Only the lines holding the string "help" are needed. Copy each one.

# [Extracted records]

★ ★ ★

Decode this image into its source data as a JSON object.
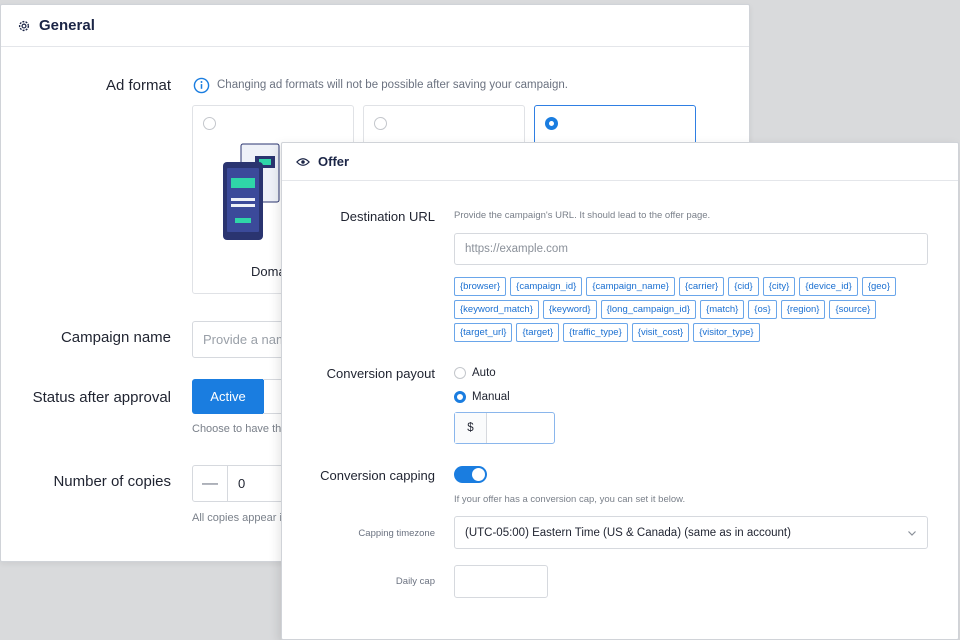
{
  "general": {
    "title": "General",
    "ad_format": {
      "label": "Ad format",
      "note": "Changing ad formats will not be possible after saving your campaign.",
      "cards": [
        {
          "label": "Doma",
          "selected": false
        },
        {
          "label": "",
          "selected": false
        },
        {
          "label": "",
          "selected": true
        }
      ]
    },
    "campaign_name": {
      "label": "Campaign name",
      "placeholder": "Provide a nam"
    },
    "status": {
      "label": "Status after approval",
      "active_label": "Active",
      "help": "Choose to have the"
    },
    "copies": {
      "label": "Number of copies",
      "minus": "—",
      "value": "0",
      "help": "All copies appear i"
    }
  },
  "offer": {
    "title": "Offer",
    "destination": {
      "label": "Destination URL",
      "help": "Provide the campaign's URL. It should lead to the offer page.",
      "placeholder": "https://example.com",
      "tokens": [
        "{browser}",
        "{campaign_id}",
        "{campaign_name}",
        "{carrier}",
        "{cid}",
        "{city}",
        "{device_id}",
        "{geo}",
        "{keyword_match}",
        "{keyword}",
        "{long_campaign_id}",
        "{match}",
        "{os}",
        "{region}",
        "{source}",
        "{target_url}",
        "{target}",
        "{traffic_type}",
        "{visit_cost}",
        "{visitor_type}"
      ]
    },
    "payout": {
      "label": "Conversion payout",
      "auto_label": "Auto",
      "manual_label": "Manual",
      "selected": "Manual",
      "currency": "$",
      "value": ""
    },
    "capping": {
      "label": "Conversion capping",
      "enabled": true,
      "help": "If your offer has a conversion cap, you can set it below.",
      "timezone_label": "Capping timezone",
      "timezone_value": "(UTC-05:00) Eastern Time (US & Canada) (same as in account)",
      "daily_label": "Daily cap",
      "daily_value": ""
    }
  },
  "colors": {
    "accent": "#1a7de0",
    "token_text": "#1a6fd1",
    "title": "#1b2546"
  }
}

★ ★ ★

# [Solution below]
      "help": "Choose to have the"
      "help": "All copies appear i"
      "help": "Provide the campaign's URL. It should lead to the offer page.",
      "help": "If your offer has a conversion cap, you can set it below.",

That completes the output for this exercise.